Ce n’est pas un jeune sans expérience qui va m’apprendre à faire du JavaScript

Vous avez 2 ou 3 ans d’expériences et vous venez de faire la relecture du code de la rockstar de la société. Malheureusement, cette personne accepte mal vos remarques car on n’a jamais osé lui dire quelque chose. Il répond alors vivement en jugeant votre expérience plutôt que de débattre avec vous de vos recommandations (bonnes ou mauvaises, le but étant bien d’en discuter). Or, par cette action, on se retrouve avec une erreur fondamentale d’attribution. Ce biais cognitif consiste à confondre les caractéristiques d’un individu et les éléments qu’il expose. On mélange le fond et la forme. Avec ce genre de réflexion, on se rend bien compte que ça ne rime à rien et qu’on apporte aucune solution. Ce sont des esprits fermés (!= de l’esprit critique) qui avancent rarement en dehors de leur foi et de leur religion (#ReligionDansLeCode). Un conseil : s’ils ne s’en rendent pas compte, fuyez. Ces gens-là sont toxiques.

* VOTRE CONSIGNE
Résumez en deux phrases l'extrait ci-dessus sur la relecture du code de la rockstar de la société.

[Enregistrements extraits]
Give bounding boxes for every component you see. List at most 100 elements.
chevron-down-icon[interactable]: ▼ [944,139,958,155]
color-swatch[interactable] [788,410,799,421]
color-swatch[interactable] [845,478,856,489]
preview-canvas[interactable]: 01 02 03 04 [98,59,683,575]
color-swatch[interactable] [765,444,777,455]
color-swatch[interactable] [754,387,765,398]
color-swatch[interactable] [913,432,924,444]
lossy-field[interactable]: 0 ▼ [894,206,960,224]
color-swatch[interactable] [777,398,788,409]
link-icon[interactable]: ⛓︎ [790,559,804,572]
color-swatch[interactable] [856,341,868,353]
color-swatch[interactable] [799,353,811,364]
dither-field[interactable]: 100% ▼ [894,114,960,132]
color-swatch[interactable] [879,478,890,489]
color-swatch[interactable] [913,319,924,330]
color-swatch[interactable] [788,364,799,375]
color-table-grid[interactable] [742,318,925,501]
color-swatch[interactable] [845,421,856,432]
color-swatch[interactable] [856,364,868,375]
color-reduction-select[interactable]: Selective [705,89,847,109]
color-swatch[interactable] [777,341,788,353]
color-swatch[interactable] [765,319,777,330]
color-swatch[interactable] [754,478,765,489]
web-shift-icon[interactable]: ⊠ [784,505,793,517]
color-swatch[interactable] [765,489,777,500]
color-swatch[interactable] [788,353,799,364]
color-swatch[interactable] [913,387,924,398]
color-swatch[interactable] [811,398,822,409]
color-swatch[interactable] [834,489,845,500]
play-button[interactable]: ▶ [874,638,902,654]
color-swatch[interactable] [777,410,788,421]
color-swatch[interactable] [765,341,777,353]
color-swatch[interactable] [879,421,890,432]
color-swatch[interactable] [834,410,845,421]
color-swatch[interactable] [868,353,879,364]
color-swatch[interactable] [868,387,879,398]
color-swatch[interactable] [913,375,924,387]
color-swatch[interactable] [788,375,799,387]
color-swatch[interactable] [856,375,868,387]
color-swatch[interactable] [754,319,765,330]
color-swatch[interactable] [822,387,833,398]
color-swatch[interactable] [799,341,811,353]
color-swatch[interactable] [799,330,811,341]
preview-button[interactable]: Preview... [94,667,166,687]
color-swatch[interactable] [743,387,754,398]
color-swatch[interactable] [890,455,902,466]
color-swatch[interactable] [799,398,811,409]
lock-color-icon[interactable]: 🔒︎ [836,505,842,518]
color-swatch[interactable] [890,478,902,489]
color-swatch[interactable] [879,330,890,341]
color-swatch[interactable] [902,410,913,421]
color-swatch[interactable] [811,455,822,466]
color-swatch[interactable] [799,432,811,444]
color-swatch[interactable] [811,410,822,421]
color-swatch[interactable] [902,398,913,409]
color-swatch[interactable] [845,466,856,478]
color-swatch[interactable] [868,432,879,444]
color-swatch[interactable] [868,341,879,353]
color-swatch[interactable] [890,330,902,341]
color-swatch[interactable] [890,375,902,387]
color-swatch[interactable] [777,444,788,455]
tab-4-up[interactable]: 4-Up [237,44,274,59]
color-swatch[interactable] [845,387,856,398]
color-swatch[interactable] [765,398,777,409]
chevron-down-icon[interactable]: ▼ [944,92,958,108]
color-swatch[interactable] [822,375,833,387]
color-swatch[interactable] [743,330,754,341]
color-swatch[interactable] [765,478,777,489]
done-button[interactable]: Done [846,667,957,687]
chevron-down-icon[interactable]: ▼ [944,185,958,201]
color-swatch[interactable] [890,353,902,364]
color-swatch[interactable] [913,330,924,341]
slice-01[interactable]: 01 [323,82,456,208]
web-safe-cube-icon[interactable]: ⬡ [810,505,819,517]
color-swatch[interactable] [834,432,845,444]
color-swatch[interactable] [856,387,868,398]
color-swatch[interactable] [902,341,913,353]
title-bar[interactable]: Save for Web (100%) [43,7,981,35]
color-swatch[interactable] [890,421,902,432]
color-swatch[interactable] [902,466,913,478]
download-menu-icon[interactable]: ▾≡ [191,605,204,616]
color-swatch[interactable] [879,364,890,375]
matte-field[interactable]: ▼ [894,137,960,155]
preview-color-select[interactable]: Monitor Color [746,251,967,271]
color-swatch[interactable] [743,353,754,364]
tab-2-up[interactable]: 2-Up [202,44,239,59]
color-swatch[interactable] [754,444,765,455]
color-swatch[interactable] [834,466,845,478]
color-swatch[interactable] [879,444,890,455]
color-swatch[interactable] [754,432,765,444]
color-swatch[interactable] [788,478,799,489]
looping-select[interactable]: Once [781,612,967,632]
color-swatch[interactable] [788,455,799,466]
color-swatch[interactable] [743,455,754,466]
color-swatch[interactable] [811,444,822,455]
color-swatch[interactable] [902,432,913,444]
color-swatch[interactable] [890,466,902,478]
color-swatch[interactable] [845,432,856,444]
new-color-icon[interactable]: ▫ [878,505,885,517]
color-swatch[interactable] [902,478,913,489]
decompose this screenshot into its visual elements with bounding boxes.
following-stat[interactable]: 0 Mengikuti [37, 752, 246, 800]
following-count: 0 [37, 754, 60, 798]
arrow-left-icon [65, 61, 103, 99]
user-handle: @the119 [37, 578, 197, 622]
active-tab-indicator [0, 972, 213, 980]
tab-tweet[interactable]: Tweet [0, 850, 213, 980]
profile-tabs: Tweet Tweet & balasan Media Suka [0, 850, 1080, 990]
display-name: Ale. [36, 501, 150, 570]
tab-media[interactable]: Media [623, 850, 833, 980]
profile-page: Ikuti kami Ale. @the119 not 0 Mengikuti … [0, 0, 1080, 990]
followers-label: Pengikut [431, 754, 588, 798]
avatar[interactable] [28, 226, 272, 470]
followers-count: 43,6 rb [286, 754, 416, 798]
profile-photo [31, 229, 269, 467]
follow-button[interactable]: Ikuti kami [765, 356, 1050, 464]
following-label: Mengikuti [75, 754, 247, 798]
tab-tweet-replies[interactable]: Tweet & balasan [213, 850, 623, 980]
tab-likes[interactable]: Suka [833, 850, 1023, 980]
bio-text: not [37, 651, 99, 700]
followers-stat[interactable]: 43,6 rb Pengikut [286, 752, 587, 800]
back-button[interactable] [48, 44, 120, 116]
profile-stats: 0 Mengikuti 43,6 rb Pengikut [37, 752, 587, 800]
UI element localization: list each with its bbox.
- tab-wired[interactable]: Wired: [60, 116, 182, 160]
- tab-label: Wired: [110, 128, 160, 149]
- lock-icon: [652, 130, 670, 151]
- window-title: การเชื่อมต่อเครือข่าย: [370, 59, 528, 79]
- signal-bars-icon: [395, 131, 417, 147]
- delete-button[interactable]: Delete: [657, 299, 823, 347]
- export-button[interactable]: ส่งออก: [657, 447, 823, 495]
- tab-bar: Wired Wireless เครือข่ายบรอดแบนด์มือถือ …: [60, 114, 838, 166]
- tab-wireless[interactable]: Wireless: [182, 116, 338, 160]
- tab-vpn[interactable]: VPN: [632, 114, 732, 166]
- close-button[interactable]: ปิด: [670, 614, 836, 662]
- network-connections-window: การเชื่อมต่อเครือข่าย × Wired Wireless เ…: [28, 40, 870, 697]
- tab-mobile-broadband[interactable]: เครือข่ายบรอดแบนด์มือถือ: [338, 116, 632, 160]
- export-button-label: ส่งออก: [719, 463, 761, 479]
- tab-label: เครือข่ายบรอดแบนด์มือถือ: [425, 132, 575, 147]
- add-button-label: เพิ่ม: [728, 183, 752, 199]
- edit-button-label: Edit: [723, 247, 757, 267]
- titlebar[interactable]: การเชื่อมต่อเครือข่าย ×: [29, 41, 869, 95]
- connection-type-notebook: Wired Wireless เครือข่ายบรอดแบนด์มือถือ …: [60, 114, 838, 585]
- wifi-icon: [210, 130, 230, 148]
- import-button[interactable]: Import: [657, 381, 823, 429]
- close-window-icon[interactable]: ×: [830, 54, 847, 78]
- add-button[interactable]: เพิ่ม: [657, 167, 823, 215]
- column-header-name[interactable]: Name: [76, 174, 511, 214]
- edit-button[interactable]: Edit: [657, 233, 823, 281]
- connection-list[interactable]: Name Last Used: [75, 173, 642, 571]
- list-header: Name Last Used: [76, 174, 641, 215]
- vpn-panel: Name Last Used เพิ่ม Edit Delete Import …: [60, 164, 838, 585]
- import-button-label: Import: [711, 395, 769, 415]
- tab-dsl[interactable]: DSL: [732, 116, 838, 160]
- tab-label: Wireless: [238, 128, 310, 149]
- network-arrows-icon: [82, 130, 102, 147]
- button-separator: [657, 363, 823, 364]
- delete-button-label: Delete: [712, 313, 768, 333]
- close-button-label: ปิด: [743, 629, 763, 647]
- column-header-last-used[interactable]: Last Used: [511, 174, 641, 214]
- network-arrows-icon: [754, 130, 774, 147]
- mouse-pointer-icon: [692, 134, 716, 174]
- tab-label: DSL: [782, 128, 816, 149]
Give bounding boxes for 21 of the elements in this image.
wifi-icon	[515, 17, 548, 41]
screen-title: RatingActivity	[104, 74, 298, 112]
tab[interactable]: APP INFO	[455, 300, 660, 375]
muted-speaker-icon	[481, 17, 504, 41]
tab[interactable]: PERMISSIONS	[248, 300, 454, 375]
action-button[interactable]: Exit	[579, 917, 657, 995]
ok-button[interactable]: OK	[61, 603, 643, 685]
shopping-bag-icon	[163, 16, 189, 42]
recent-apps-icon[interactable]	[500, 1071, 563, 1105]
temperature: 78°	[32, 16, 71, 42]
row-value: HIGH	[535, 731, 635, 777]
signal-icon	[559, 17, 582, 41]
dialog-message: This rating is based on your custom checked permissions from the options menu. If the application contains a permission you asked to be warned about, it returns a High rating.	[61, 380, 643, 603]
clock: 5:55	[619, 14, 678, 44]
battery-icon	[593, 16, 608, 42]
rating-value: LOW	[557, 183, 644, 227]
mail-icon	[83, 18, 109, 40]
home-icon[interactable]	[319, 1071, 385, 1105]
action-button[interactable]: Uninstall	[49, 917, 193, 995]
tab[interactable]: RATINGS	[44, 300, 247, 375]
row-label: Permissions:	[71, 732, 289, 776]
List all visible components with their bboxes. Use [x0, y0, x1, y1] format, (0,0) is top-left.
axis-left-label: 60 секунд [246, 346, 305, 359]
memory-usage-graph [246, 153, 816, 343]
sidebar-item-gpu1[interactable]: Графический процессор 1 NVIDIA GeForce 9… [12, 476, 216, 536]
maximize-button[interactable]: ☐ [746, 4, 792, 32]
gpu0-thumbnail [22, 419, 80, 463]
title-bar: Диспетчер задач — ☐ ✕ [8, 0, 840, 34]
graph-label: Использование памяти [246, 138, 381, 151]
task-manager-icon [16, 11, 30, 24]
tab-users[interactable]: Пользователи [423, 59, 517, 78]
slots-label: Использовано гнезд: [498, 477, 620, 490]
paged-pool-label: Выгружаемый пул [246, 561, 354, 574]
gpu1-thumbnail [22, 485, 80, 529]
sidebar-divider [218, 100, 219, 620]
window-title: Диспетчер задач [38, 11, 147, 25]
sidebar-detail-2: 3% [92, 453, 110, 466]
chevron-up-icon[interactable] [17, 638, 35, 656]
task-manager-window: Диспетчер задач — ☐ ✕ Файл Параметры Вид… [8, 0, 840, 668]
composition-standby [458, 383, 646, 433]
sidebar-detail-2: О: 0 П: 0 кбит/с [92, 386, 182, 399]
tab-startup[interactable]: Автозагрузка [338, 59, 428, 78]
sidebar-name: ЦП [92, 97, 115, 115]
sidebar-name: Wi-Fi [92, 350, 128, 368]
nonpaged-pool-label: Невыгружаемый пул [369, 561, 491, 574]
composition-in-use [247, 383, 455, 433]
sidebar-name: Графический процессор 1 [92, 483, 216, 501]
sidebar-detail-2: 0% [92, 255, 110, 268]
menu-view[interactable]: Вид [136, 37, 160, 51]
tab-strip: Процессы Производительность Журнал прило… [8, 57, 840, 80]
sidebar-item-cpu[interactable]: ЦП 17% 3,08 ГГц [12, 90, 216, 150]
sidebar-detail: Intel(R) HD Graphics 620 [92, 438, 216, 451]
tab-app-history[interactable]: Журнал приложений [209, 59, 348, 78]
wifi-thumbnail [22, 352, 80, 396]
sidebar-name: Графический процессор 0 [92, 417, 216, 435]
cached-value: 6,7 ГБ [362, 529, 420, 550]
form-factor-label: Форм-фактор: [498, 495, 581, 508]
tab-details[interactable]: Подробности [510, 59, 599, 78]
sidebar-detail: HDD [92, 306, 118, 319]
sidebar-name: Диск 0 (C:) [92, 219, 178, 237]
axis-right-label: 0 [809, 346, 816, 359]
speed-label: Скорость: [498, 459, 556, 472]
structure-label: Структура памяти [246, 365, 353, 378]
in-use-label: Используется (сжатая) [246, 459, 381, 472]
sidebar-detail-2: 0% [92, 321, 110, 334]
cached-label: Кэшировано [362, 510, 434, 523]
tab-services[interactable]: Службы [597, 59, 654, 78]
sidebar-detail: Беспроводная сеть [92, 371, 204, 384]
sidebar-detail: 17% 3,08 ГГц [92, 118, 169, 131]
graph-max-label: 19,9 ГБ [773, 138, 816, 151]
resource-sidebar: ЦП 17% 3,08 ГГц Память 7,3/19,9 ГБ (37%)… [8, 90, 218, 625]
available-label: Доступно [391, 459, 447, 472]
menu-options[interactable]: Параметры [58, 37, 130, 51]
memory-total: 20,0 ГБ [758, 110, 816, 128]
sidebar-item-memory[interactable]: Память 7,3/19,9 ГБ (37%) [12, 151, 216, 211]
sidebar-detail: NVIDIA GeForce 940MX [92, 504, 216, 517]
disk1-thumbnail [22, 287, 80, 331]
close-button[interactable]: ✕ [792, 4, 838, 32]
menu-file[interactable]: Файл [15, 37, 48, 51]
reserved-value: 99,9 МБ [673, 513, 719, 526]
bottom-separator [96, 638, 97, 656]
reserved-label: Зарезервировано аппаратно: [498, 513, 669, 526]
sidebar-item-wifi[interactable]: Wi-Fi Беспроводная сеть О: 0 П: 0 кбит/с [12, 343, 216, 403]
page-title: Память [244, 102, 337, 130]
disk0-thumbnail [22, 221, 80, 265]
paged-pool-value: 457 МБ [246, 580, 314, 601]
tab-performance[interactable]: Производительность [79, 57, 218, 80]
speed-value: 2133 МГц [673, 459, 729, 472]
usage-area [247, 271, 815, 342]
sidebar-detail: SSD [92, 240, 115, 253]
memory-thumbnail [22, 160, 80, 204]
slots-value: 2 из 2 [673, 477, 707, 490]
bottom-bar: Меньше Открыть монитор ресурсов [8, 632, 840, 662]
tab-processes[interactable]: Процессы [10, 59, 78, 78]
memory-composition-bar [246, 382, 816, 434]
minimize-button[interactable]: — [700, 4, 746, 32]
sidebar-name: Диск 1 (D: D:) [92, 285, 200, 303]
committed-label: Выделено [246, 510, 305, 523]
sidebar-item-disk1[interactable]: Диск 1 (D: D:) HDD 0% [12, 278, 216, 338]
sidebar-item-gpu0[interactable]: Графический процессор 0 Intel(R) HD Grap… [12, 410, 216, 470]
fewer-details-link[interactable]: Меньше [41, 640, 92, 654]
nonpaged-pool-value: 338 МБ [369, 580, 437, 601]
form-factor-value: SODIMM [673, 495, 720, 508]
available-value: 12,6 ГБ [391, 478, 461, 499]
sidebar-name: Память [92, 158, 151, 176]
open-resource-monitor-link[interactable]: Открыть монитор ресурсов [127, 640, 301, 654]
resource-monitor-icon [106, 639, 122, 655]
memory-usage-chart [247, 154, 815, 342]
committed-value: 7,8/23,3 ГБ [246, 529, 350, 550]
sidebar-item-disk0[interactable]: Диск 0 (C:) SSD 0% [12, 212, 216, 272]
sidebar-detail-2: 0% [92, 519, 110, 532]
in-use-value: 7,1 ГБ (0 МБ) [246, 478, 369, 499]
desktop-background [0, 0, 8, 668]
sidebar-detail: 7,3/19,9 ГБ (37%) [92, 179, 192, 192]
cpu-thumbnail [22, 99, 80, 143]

* RÉPONSE À L'EXERCICE
Quand la rockstar de la société répond à une relecture de code en jugeant l'expérience du relecteur plutôt qu'en débattant de ses recommandations, elle commet une erreur fondamentale d'attribution, un biais cognitif qui confond les caractéristiques d'un individu et les éléments qu'il expose. Ce genre de réaction n'apporte aucune solution, et le texte conseille de fuir ces esprits fermés et toxiques s'ils ne s'en rendent pas compte.